• [Task objective]:
Repeat all of the material exactly as given.

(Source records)
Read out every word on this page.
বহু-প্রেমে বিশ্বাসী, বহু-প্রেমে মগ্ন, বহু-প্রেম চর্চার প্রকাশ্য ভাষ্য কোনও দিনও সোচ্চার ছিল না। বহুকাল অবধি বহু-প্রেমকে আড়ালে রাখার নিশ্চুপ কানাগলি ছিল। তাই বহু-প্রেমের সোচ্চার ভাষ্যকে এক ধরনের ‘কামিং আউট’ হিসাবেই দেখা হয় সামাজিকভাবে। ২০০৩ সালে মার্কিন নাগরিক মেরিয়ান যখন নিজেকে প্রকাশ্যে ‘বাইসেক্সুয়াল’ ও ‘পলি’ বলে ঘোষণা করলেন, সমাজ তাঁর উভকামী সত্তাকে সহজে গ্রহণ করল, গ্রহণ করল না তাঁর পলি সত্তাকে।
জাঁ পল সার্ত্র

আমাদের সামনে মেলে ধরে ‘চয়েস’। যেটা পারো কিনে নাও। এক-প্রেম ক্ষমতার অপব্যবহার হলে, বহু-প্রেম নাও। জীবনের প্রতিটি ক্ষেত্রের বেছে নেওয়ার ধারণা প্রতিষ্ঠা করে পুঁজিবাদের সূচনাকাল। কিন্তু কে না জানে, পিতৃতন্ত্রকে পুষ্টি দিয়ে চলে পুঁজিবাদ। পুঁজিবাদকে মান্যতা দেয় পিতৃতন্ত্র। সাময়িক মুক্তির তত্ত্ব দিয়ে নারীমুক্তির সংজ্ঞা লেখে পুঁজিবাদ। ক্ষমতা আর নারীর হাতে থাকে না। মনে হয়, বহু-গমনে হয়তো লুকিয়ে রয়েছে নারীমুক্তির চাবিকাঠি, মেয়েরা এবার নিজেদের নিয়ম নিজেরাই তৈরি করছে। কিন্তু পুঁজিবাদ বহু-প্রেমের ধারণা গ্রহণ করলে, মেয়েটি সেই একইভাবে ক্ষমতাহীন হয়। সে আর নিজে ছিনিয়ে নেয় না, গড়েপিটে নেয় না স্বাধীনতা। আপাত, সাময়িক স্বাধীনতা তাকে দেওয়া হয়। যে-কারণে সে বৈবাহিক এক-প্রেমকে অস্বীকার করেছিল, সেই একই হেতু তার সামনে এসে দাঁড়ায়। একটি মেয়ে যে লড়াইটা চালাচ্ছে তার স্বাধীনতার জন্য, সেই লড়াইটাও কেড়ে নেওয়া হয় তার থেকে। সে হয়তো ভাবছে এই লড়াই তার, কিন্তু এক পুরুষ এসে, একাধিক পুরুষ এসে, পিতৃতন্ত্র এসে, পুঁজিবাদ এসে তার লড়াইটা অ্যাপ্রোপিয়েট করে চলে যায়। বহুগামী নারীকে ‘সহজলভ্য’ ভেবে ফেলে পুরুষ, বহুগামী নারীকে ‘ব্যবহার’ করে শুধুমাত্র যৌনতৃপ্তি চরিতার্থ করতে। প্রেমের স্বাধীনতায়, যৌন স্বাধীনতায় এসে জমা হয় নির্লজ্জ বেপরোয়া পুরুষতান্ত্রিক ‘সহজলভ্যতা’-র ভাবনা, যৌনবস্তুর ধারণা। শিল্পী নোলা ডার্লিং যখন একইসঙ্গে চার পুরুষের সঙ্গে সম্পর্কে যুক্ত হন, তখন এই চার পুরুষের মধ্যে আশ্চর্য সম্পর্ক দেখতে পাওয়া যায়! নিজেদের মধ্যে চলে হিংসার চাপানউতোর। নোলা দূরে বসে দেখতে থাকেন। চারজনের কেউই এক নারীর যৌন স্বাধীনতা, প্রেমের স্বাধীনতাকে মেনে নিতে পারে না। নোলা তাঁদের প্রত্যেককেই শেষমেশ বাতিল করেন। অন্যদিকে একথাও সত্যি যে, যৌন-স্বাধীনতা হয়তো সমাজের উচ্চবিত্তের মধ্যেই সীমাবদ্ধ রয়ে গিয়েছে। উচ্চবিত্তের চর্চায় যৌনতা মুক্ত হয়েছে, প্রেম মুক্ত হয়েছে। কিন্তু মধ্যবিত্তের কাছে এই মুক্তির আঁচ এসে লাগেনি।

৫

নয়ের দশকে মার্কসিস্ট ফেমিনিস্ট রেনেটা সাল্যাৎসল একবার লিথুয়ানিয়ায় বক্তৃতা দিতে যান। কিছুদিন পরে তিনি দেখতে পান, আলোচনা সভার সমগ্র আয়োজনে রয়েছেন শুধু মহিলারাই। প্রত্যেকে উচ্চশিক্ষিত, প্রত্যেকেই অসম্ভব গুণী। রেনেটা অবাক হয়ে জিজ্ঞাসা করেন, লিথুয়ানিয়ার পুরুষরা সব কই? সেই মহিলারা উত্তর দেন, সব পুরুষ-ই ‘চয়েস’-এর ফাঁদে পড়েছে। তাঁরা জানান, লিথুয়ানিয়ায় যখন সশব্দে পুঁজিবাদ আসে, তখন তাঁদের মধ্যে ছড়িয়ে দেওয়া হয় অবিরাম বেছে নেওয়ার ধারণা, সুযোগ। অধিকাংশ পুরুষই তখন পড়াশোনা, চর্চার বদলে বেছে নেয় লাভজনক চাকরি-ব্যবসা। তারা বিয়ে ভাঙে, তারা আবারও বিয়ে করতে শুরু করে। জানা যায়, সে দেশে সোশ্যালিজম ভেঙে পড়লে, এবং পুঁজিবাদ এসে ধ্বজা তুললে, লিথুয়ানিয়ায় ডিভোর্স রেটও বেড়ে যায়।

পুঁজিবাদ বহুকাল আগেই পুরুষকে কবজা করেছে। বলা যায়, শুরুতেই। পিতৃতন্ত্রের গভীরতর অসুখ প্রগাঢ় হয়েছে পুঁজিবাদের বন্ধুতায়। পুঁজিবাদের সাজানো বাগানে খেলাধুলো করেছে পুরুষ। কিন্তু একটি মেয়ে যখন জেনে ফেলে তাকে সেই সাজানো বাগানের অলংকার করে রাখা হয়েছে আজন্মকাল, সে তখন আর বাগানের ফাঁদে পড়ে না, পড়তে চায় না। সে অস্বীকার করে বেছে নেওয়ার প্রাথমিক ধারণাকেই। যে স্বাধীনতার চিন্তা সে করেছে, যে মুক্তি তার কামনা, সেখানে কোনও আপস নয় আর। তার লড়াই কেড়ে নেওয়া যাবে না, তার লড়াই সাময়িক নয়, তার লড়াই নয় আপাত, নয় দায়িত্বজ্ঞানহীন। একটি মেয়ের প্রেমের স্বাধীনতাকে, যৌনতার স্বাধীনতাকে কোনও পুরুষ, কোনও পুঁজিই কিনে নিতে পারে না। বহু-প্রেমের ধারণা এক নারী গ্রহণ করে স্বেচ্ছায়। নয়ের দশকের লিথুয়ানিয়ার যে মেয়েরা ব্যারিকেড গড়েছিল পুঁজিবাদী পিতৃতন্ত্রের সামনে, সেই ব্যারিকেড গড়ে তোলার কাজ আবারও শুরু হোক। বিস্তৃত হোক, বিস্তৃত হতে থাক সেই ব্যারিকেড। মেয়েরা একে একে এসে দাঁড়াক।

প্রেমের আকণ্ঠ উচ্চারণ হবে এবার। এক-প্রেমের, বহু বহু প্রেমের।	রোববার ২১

• [The completed task]:
Read out every word on this page.
বহু-প্রেমে বিশ্বাসী, বহু-প্রেমে মগ্ন, বহু-প্রেম চর্চার প্রকাশ্য ভাষ্য কোনও দিনও সোচ্চার ছিল না। বহুকাল অবধি বহু-প্রেমকে আড়ালে রাখার নিশ্চুপ কানাগলি ছিল। তাই বহু-প্রেমের সোচ্চার ভাষ্যকে এক ধরনের ‘কামিং আউট’ হিসাবেই দেখা হয় সামাজিকভাবে। ২০০৩ সালে মার্কিন নাগরিক মেরিয়ান যখন নিজেকে প্রকাশ্যে ‘বাইসেক্সুয়াল’ ও ‘পলি’ বলে ঘোষণা করলেন, সমাজ তাঁর উভকামী সত্তাকে সহজে গ্রহণ করল, গ্রহণ করল না তাঁর পলি সত্তাকে।
জাঁ পল সার্ত্র

আমাদের সামনে মেলে ধরে ‘চয়েস’। যেটা পারো কিনে নাও। এক-প্রেম ক্ষমতার অপব্যবহার হলে, বহু-প্রেম নাও। জীবনের প্রতিটি ক্ষেত্রের বেছে নেওয়ার ধারণা প্রতিষ্ঠা করে পুঁজিবাদের সূচনাকাল। কিন্তু কে না জানে, পিতৃতন্ত্রকে পুষ্টি দিয়ে চলে পুঁজিবাদ। পুঁজিবাদকে মান্যতা দেয় পিতৃতন্ত্র। সাময়িক মুক্তির তত্ত্ব দিয়ে নারীমুক্তির সংজ্ঞা লেখে পুঁজিবাদ। ক্ষমতা আর নারীর হাতে থাকে না। মনে হয়, বহু-গমনে হয়তো লুকিয়ে রয়েছে নারীমুক্তির চাবিকাঠি, মেয়েরা এবার নিজেদের নিয়ম নিজেরাই তৈরি করছে। কিন্তু পুঁজিবাদ বহু-প্রেমের ধারণা গ্রহণ করলে, মেয়েটি সেই একইভাবে ক্ষমতাহীন হয়। সে আর নিজে ছিনিয়ে নেয় না, গড়েপিটে নেয় না স্বাধীনতা। আপাত, সাময়িক স্বাধীনতা তাকে দেওয়া হয়। যে-কারণে সে বৈবাহিক এক-প্রেমকে অস্বীকার করেছিল, সেই একই হেতু তার সামনে এসে দাঁড়ায়। একটি মেয়ে যে লড়াইটা চালাচ্ছে তার স্বাধীনতার জন্য, সেই লড়াইটাও কেড়ে নেওয়া হয় তার থেকে। সে হয়তো ভাবছে এই লড়াই তার, কিন্তু এক পুরুষ এসে, একাধিক পুরুষ এসে, পিতৃতন্ত্র এসে, পুঁজিবাদ এসে তার লড়াইটা অ্যাপ্রোপিয়েট করে চলে যায়। বহুগামী নারীকে ‘সহজলভ্য’ ভেবে ফেলে পুরুষ, বহুগামী নারীকে ‘ব্যবহার’ করে শুধুমাত্র যৌনতৃপ্তি চরিতার্থ করতে। প্রেমের স্বাধীনতায়, যৌন স্বাধীনতায় এসে জমা হয় নির্লজ্জ বেপরোয়া পুরুষতান্ত্রিক ‘সহজলভ্যতা’-র ভাবনা, যৌনবস্তুর ধারণা। শিল্পী নোলা ডার্লিং যখন একইসঙ্গে চার পুরুষের সঙ্গে সম্পর্কে যুক্ত হন, তখন এই চার পুরুষের মধ্যে আশ্চর্য সম্পর্ক দেখতে পাওয়া যায়! নিজেদের মধ্যে চলে হিংসার চাপানউতোর। নোলা দূরে বসে দেখতে থাকেন। চারজনের কেউই এক নারীর যৌন স্বাধীনতা, প্রেমের স্বাধীনতাকে মেনে নিতে পারে না। নোলা তাঁদের প্রত্যেককেই শেষমেশ বাতিল করেন। অন্যদিকে একথাও সত্যি যে, যৌন-স্বাধীনতা হয়তো সমাজের উচ্চবিত্তের মধ্যেই সীমাবদ্ধ রয়ে গিয়েছে। উচ্চবিত্তের চর্চায় যৌনতা মুক্ত হয়েছে, প্রেম মুক্ত হয়েছে। কিন্তু মধ্যবিত্তের কাছে এই মুক্তির আঁচ এসে লাগেনি।

৫

নয়ের দশকে মার্কসিস্ট ফেমিনিস্ট রেনেটা সাল্যাৎসল একবার লিথুয়ানিয়ায় বক্তৃতা দিতে যান। কিছুদিন পরে তিনি দেখতে পান, আলোচনা সভার সমগ্র আয়োজনে রয়েছেন শুধু মহিলারাই। প্রত্যেকে উচ্চশিক্ষিত, প্রত্যেকেই অসম্ভব গুণী। রেনেটা অবাক হয়ে জিজ্ঞাসা করেন, লিথুয়ানিয়ার পুরুষরা সব কই? সেই মহিলারা উত্তর দেন, সব পুরুষ-ই ‘চয়েস’-এর ফাঁদে পড়েছে। তাঁরা জানান, লিথুয়ানিয়ায় যখন সশব্দে পুঁজিবাদ আসে, তখন তাঁদের মধ্যে ছড়িয়ে দেওয়া হয় অবিরাম বেছে নেওয়ার ধারণা, সুযোগ। অধিকাংশ পুরুষই তখন পড়াশোনা, চর্চার বদলে বেছে নেয় লাভজনক চাকরি-ব্যবসা। তারা বিয়ে ভাঙে, তারা আবারও বিয়ে করতে শুরু করে। জানা যায়, সে দেশে সোশ্যালিজম ভেঙে পড়লে, এবং পুঁজিবাদ এসে ধ্বজা তুললে, লিথুয়ানিয়ায় ডিভোর্স রেটও বেড়ে যায়।

পুঁজিবাদ বহুকাল আগেই পুরুষকে কবজা করেছে। বলা যায়, শুরুতেই। পিতৃতন্ত্রের গভীরতর অসুখ প্রগাঢ় হয়েছে পুঁজিবাদের বন্ধুতায়। পুঁজিবাদের সাজানো বাগানে খেলাধুলো করেছে পুরুষ। কিন্তু একটি মেয়ে যখন জেনে ফেলে তাকে সেই সাজানো বাগানের অলংকার করে রাখা হয়েছে আজন্মকাল, সে তখন আর বাগানের ফাঁদে পড়ে না, পড়তে চায় না। সে অস্বীকার করে বেছে নেওয়ার প্রাথমিক ধারণাকেই। যে স্বাধীনতার চিন্তা সে করেছে, যে মুক্তি তার কামনা, সেখানে কোনও আপস নয় আর। তার লড়াই কেড়ে নেওয়া যাবে না, তার লড়াই সাময়িক নয়, তার লড়াই নয় আপাত, নয় দায়িত্বজ্ঞানহীন। একটি মেয়ের প্রেমের স্বাধীনতাকে, যৌনতার স্বাধীনতাকে কোনও পুরুষ, কোনও পুঁজিই কিনে নিতে পারে না। বহু-প্রেমের ধারণা এক নারী গ্রহণ করে স্বেচ্ছায়। নয়ের দশকের লিথুয়ানিয়ার যে মেয়েরা ব্যারিকেড গড়েছিল পুঁজিবাদী পিতৃতন্ত্রের সামনে, সেই ব্যারিকেড গড়ে তোলার কাজ আবারও শুরু হোক। বিস্তৃত হোক, বিস্তৃত হতে থাক সেই ব্যারিকেড। মেয়েরা একে একে এসে দাঁড়াক।

প্রেমের আকণ্ঠ উচ্চারণ হবে এবার। এক-প্রেমের, বহু বহু প্রেমের।	রোববার ২১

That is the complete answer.